Set task: Repeat, exactly and completely, the material that follows. Omit the pictures.

Data to use:
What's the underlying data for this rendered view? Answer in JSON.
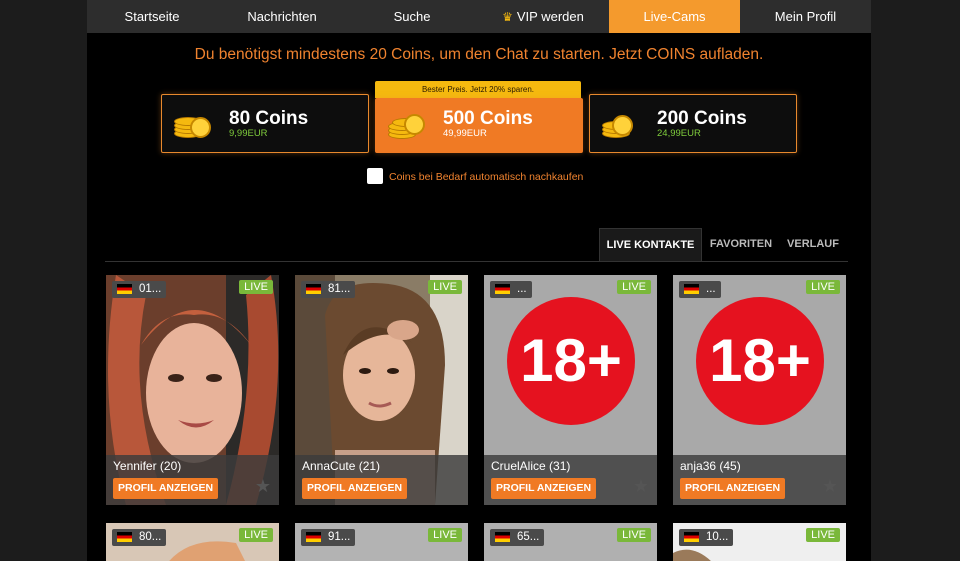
{
  "nav": {
    "items": [
      {
        "label": "Startseite"
      },
      {
        "label": "Nachrichten"
      },
      {
        "label": "Suche"
      },
      {
        "label": "VIP werden"
      },
      {
        "label": "Live-Cams"
      },
      {
        "label": "Mein Profil"
      }
    ]
  },
  "notice": "Du benötigst mindestens 20 Coins, um den Chat zu starten. Jetzt COINS aufladen.",
  "packages": [
    {
      "title": "80 Coins",
      "price": "9,99EUR"
    },
    {
      "title": "500 Coins",
      "price": "49,99EUR",
      "banner": "Bester Preis. Jetzt 20% sparen."
    },
    {
      "title": "200 Coins",
      "price": "24,99EUR"
    }
  ],
  "auto_buy_label": "Coins bei Bedarf automatisch nachkaufen",
  "tabs": [
    {
      "label": "LIVE KONTAKTE"
    },
    {
      "label": "FAVORITEN"
    },
    {
      "label": "VERLAUF"
    }
  ],
  "cards": [
    {
      "badge": "01...",
      "live": "LIVE",
      "name": "Yennifer (20)",
      "button": "PROFIL ANZEIGEN",
      "age_icon": ""
    },
    {
      "badge": "81...",
      "live": "LIVE",
      "name": "AnnaCute (21)",
      "button": "PROFIL ANZEIGEN",
      "age_icon": ""
    },
    {
      "badge": "...",
      "live": "LIVE",
      "name": "CruelAlice (31)",
      "button": "PROFIL ANZEIGEN",
      "age_icon": "18+"
    },
    {
      "badge": "...",
      "live": "LIVE",
      "name": "anja36 (45)",
      "button": "PROFIL ANZEIGEN",
      "age_icon": "18+"
    }
  ],
  "cards_row2": [
    {
      "badge": "80...",
      "live": "LIVE"
    },
    {
      "badge": "91...",
      "live": "LIVE"
    },
    {
      "badge": "65...",
      "live": "LIVE"
    },
    {
      "badge": "10...",
      "live": "LIVE"
    }
  ],
  "colors": {
    "accent": "#f07a24",
    "live": "#7ab83a",
    "coin": "#f5b90f",
    "alert": "#e5121f"
  },
  "icons": [
    "crown-icon",
    "coins-icon",
    "flag-de-icon",
    "star-icon"
  ]
}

Result for this exercise:
What's the underlying data for this rendered view? Answer in JSON.
{
  "nav": {
    "items": [
      {
        "label": "Startseite"
      },
      {
        "label": "Nachrichten"
      },
      {
        "label": "Suche"
      },
      {
        "label": "VIP werden"
      },
      {
        "label": "Live-Cams"
      },
      {
        "label": "Mein Profil"
      }
    ]
  },
  "notice": "Du benötigst mindestens 20 Coins, um den Chat zu starten. Jetzt COINS aufladen.",
  "packages": [
    {
      "title": "80 Coins",
      "price": "9,99EUR"
    },
    {
      "title": "500 Coins",
      "price": "49,99EUR",
      "banner": "Bester Preis. Jetzt 20% sparen."
    },
    {
      "title": "200 Coins",
      "price": "24,99EUR"
    }
  ],
  "auto_buy_label": "Coins bei Bedarf automatisch nachkaufen",
  "tabs": [
    {
      "label": "LIVE KONTAKTE"
    },
    {
      "label": "FAVORITEN"
    },
    {
      "label": "VERLAUF"
    }
  ],
  "cards": [
    {
      "badge": "01...",
      "live": "LIVE",
      "name": "Yennifer (20)",
      "button": "PROFIL ANZEIGEN",
      "age_icon": ""
    },
    {
      "badge": "81...",
      "live": "LIVE",
      "name": "AnnaCute (21)",
      "button": "PROFIL ANZEIGEN",
      "age_icon": ""
    },
    {
      "badge": "...",
      "live": "LIVE",
      "name": "CruelAlice (31)",
      "button": "PROFIL ANZEIGEN",
      "age_icon": "18+"
    },
    {
      "badge": "...",
      "live": "LIVE",
      "name": "anja36 (45)",
      "button": "PROFIL ANZEIGEN",
      "age_icon": "18+"
    }
  ],
  "cards_row2": [
    {
      "badge": "80...",
      "live": "LIVE"
    },
    {
      "badge": "91...",
      "live": "LIVE"
    },
    {
      "badge": "65...",
      "live": "LIVE"
    },
    {
      "badge": "10...",
      "live": "LIVE"
    }
  ],
  "colors": {
    "accent": "#f07a24",
    "live": "#7ab83a",
    "coin": "#f5b90f",
    "alert": "#e5121f"
  },
  "icons": [
    "crown-icon",
    "coins-icon",
    "flag-de-icon",
    "star-icon"
  ]
}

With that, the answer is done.